§ **Your goal**:
Every line with the string "letter" in it belongs in your answer, so copy them all from the data.

§ **Data listing**:
------------------------

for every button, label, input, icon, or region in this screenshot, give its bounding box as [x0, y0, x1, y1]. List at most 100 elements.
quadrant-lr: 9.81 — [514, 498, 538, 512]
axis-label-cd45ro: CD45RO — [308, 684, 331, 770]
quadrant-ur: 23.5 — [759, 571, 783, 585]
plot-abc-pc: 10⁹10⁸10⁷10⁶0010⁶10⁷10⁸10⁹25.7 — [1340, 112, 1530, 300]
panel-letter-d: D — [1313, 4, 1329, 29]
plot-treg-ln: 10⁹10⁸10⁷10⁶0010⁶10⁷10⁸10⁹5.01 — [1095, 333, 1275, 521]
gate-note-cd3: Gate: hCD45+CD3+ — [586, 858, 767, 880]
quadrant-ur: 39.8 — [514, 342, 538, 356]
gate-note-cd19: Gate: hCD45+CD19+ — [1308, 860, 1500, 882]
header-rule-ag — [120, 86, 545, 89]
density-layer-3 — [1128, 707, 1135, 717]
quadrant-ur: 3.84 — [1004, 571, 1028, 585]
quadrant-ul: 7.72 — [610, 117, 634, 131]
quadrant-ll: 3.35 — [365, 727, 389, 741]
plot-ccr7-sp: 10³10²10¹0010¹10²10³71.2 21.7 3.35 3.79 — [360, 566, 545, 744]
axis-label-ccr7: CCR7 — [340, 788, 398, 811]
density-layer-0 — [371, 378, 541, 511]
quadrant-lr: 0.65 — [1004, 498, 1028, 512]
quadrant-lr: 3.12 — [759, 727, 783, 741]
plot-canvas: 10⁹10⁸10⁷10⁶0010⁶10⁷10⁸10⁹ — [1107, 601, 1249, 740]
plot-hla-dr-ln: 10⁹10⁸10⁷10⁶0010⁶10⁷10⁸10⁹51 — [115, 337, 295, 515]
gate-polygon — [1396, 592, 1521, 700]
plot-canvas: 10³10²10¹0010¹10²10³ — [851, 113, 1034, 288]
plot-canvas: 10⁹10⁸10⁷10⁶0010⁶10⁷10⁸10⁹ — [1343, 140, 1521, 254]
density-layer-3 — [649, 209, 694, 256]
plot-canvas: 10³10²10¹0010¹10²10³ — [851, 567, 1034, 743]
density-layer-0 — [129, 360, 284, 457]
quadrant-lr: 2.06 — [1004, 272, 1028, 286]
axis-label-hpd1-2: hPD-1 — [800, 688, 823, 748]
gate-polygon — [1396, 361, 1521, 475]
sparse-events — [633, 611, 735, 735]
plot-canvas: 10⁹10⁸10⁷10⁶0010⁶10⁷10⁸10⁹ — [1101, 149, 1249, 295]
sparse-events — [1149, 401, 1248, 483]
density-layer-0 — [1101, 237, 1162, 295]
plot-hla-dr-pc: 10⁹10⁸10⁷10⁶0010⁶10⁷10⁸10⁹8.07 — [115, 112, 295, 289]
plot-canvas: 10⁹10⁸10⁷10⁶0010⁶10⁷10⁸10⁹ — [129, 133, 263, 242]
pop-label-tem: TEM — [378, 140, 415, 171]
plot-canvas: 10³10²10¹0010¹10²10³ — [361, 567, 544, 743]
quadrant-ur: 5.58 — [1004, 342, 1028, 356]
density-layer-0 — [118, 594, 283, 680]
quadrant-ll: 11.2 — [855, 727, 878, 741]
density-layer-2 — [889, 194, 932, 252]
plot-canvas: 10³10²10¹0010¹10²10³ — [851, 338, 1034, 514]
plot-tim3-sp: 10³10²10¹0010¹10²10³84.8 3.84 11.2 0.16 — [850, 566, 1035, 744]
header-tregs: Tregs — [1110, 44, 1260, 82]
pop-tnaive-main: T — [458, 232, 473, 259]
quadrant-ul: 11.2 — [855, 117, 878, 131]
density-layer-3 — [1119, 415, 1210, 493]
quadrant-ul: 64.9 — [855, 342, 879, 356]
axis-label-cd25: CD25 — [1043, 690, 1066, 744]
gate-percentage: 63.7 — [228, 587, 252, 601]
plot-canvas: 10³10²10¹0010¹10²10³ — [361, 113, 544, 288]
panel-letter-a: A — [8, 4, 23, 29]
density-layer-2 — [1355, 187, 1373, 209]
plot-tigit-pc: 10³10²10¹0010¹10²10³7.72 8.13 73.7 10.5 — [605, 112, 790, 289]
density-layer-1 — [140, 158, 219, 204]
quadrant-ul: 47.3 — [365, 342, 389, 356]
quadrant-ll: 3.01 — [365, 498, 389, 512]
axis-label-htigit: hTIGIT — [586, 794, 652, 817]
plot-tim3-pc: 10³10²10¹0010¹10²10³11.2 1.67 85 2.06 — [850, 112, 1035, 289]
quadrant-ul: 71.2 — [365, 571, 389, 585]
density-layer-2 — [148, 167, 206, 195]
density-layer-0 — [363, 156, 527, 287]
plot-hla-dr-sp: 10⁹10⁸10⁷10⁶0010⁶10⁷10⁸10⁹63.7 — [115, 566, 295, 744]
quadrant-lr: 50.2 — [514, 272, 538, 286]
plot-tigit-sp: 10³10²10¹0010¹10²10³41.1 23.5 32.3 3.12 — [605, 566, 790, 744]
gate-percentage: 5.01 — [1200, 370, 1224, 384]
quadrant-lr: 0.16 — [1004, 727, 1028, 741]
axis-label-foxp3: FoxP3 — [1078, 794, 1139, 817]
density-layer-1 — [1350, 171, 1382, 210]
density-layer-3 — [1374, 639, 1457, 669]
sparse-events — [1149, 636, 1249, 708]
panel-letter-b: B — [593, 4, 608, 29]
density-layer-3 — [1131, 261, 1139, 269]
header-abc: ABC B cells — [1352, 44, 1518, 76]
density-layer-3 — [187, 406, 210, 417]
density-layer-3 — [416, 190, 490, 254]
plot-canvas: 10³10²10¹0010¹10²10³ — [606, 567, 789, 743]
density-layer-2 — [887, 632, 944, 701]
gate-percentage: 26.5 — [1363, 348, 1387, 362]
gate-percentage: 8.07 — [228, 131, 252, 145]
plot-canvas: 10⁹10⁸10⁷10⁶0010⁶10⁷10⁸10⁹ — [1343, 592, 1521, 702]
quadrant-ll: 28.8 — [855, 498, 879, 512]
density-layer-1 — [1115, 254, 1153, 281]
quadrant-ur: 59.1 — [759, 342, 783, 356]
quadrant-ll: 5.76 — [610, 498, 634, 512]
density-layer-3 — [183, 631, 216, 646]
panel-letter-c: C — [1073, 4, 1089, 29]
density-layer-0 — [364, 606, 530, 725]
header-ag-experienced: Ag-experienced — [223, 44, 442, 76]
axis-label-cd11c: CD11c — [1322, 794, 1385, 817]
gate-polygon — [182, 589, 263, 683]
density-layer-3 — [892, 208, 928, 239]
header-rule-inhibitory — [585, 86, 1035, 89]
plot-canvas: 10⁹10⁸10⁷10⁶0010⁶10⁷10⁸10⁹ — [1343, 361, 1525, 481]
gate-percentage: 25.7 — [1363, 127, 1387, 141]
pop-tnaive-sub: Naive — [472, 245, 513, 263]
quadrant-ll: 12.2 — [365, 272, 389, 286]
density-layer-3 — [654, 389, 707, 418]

------------------------

§ **Output for this exercise**:
panel-letter-d: D — [1313, 4, 1329, 29]
panel-letter-a: A — [8, 4, 23, 29]
panel-letter-b: B — [593, 4, 608, 29]
panel-letter-c: C — [1073, 4, 1089, 29]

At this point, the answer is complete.